### Exercise materials
-------
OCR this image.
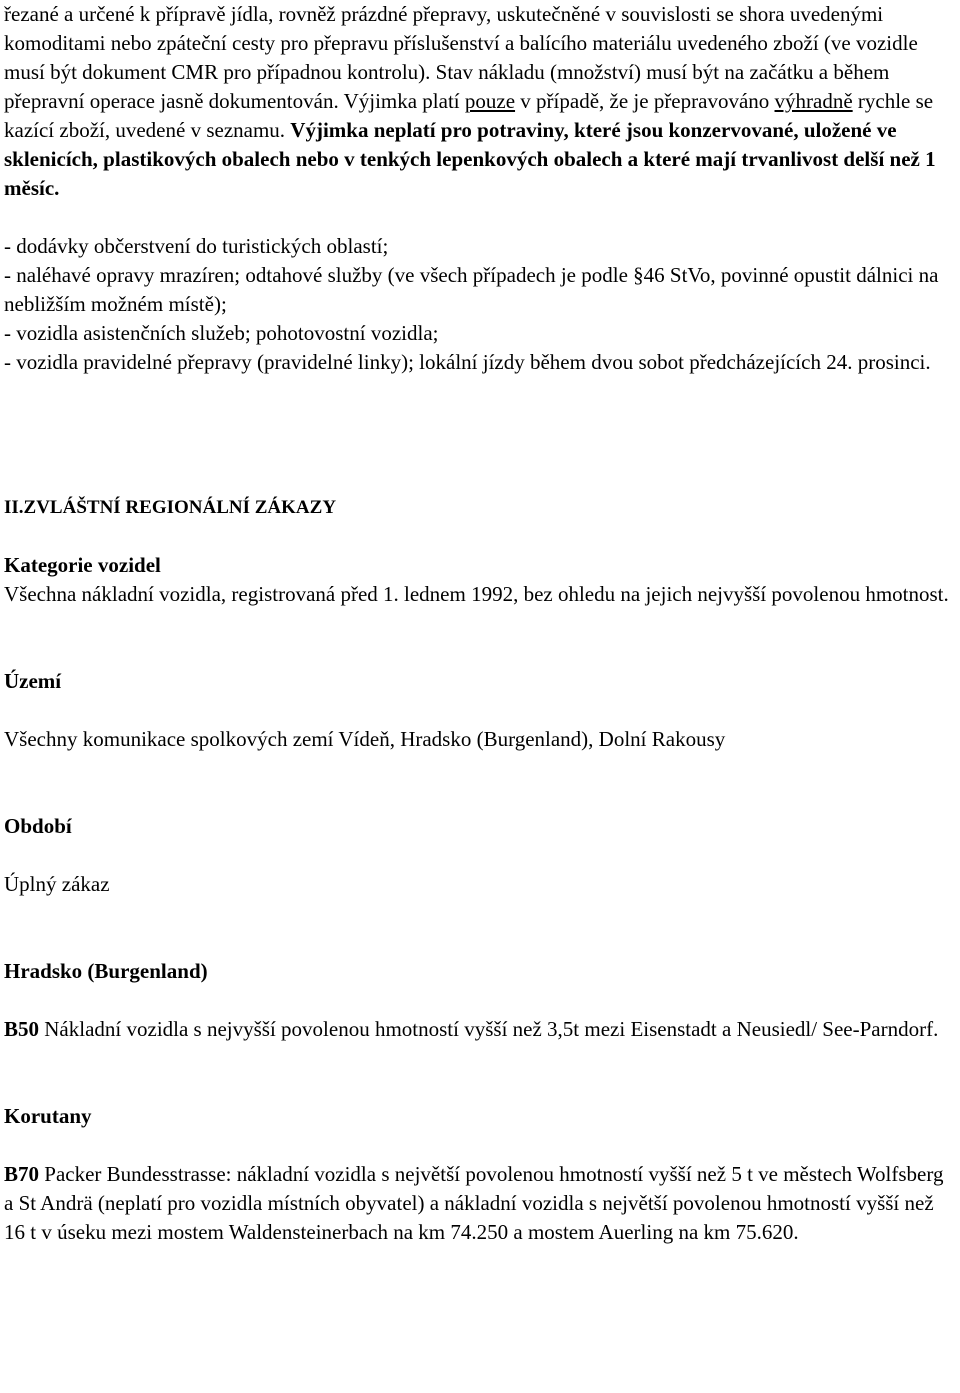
řezané a určené k přípravě jídla, rovněž prázdné přepravy, uskutečněné v souvislosti se shora uvedenými komoditami nebo zpáteční cesty pro přepravu příslušenství a balícího materiálu uvedeného zboží (ve vozidle musí být dokument CMR pro případnou kontrolu). Stav nákladu (množství) musí být na začátku a během přepravní operace jasně dokumentován. Výjimka platí pouze v případě, že je přepravováno výhradně rychle se kazící zboží, uvedené v seznamu. Výjimka neplatí pro potraviny, které jsou konzervované, uložené ve sklenicích, plastikových obalech nebo v tenkých lepenkových obalech a které mají trvanlivost delší než 1 měsíc.

- dodávky občerstvení do turistických oblastí;

- naléhavé opravy mrazíren; odtahové služby (ve všech případech je podle §46 StVo, povinné opustit dálnici na nebližším možném místě);

- vozidla asistenčních služeb; pohotovostní vozidla;

- vozidla pravidelné přepravy (pravidelné linky); lokální jízdy během dvou sobot předcházejících 24. prosinci.

II.ZVLÁŠTNÍ REGIONÁLNÍ ZÁKAZY

Kategorie vozidel

Všechna nákladní vozidla, registrovaná před 1. lednem 1992, bez ohledu na jejich nejvyšší povolenou hmotnost.

Území

Všechny komunikace spolkových zemí Vídeň, Hradsko (Burgenland), Dolní Rakousy

Období

Úplný zákaz

Hradsko (Burgenland)

B50 Nákladní vozidla s nejvyšší povolenou hmotností vyšší než 3,5t mezi Eisenstadt a Neusiedl/ See-Parndorf.

Korutany

B70 Packer Bundesstrasse: nákladní vozidla s největší povolenou hmotností vyšší než 5 t ve městech Wolfsberg a St Andrä (neplatí pro vozidla místních obyvatel) a nákladní vozidla s největší povolenou hmotností vyšší než 16 t v úseku mezi mostem Waldensteinerbach na km 74.250 a mostem Auerling na km 75.620.
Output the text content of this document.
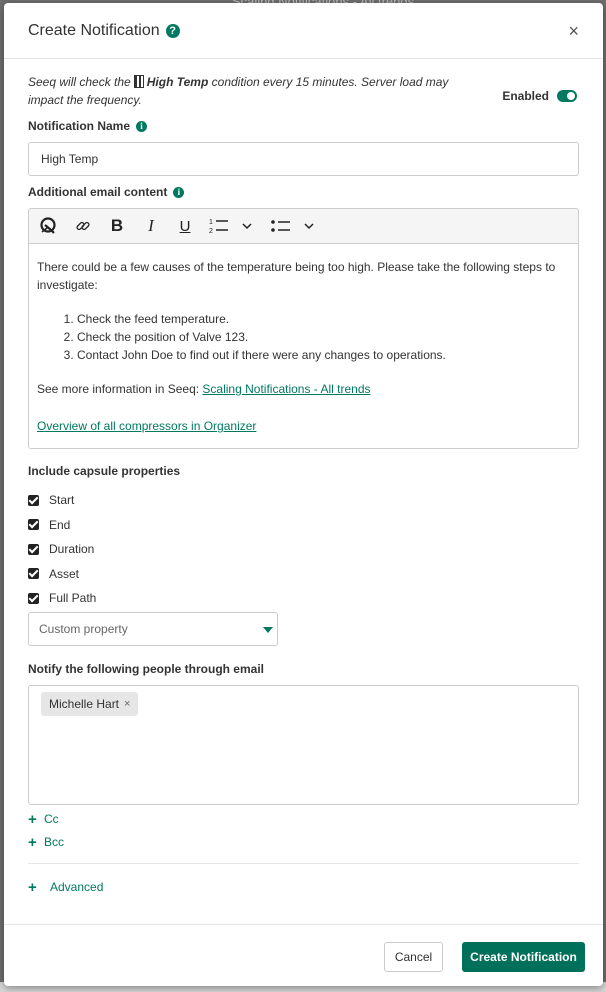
Create Notification ?	×
Seeq will check the High Temp condition every 15 minutes. Server load may impact the frequency.	Enabled
Notification Name	i
High Temp
Additional email content	i
B	I	U	1
2

There could be a few causes of the temperature being too high. Please take the following steps to investigate:

1. Check the feed temperature.
2. Check the position of Valve 123.
3. Contact John Doe to find out if there were any changes to operations.

See more information in Seeq: Scaling Notifications - All trends

Overview of all compressors in Organizer

Include capsule properties
Start
End
Duration
Asset
Full Path
Custom property
Notify the following people through email
Michelle Hart ×
+ Cc
+ Bcc
+ Advanced
Cancel	Create Notification
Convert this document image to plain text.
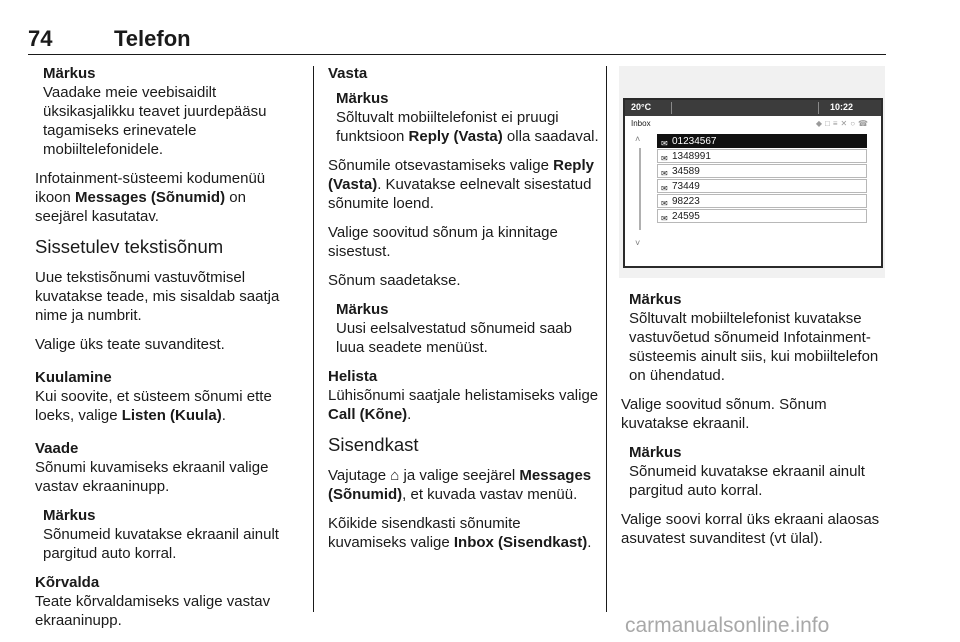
74	Telefon
Märkus
Vaadake meie veebisaidilt üksikasjalikku teavet juurdepääsu tagamiseks erinevatele mobiiltelefonidele.

Infotainment-süsteemi kodumenüü ikoon Messages (Sõnumid) on seejärel kasutatav.

Sissetulev tekstisõnum

Uue tekstisõnumi vastuvõtmisel kuvatakse teade, mis sisaldab saatja nime ja numbrit.

Valige üks teate suvanditest.

Kuulamine
Kui soovite, et süsteem sõnumi ette loeks, valige Listen (Kuula).

Vaade
Sõnumi kuvamiseks ekraanil valige vastav ekraaninupp.

Märkus
Sõnumeid kuvatakse ekraanil ainult pargitud auto korral.

Kõrvalda
Teate kõrvaldamiseks valige vastav ekraaninupp.

Vasta
Märkus
Sõltuvalt mobiiltelefonist ei pruugi funktsioon Reply (Vasta) olla saadaval.

Sõnumile otsevastamiseks valige Reply (Vasta). Kuvatakse eelnevalt sisestatud sõnumite loend.

Valige soovitud sõnum ja kinnitage sisestust.

Sõnum saadetakse.

Märkus
Uusi eelsalvestatud sõnumeid saab luua seadete menüüst.

Helista
Lühisõnumi saatjale helistamiseks valige Call (Kõne).

Sisendkast

Vajutage ⌂ ja valige seejärel Messages (Sõnumid), et kuvada vastav menüü.

Kõikide sisendkasti sõnumite kuvamiseks valige Inbox (Sisendkast).

20°C	10:22
Inbox	◆□≡✕○☎
˄
˅
✉ 01234567
✉ 1348991
✉ 34589
✉ 73449
✉ 98223
✉ 24595
Märkus
Sõltuvalt mobiiltelefonist kuvatakse vastuvõetud sõnumeid Infotainment-süsteemis ainult siis, kui mobiiltelefon on ühendatud.

Valige soovitud sõnum. Sõnum kuvatakse ekraanil.

Märkus
Sõnumeid kuvatakse ekraanil ainult pargitud auto korral.

Valige soovi korral üks ekraani alaosas asuvatest suvanditest (vt ülal).

carmanualsonline.info
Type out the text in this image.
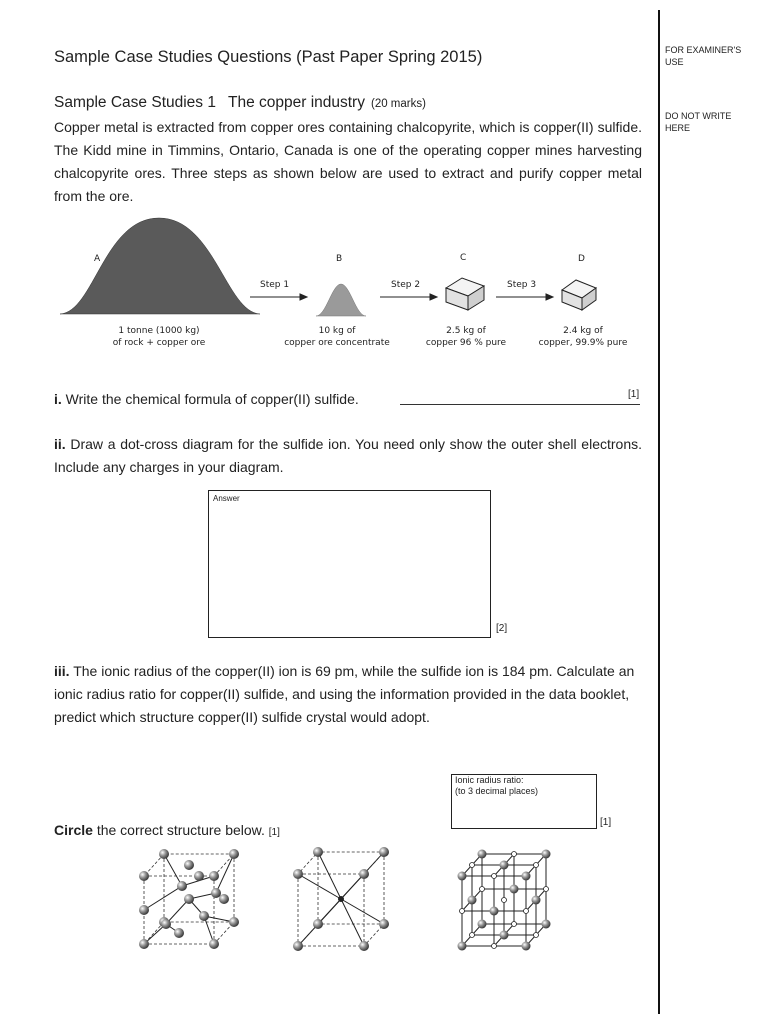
FOR EXAMINER'S USE
DO NOT WRITE HERE
Sample Case Studies Questions (Past Paper Spring 2015)
Sample Case Studies 1 The copper industry (20 marks)
Copper metal is extracted from copper ores containing chalcopyrite, which is copper(II) sulfide. The Kidd mine in Timmins, Ontario, Canada is one of the operating copper mines harvesting chalcopyrite ores. Three steps as shown below are used to extract and purify copper metal from the ore.
A	B	C	D
Step 1	Step 2	Step 3
1 tonne (1000 kg)
of rock + copper ore
10 kg of
copper ore concentrate
2.5 kg of
copper 96 % pure
2.4 kg of
copper, 99.9% pure
i. Write the chemical formula of copper(II) sulfide.	[1]
ii. Draw a dot-cross diagram for the sulfide ion. You need only show the outer shell electrons. Include any charges in your diagram.
Answer
[2]
iii. The ionic radius of the copper(II) ion is 69 pm, while the sulfide ion is 184 pm. Calculate an ionic radius ratio for copper(II) sulfide, and using the information provided in the data booklet, predict which structure copper(II) sulfide crystal would adopt.
Ionic radius ratio:
(to 3 decimal places)
[1]
Circle the correct structure below. [1]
-------
### Required task
Your answer should be only the number of lines that hold the word "information".

### Final result
2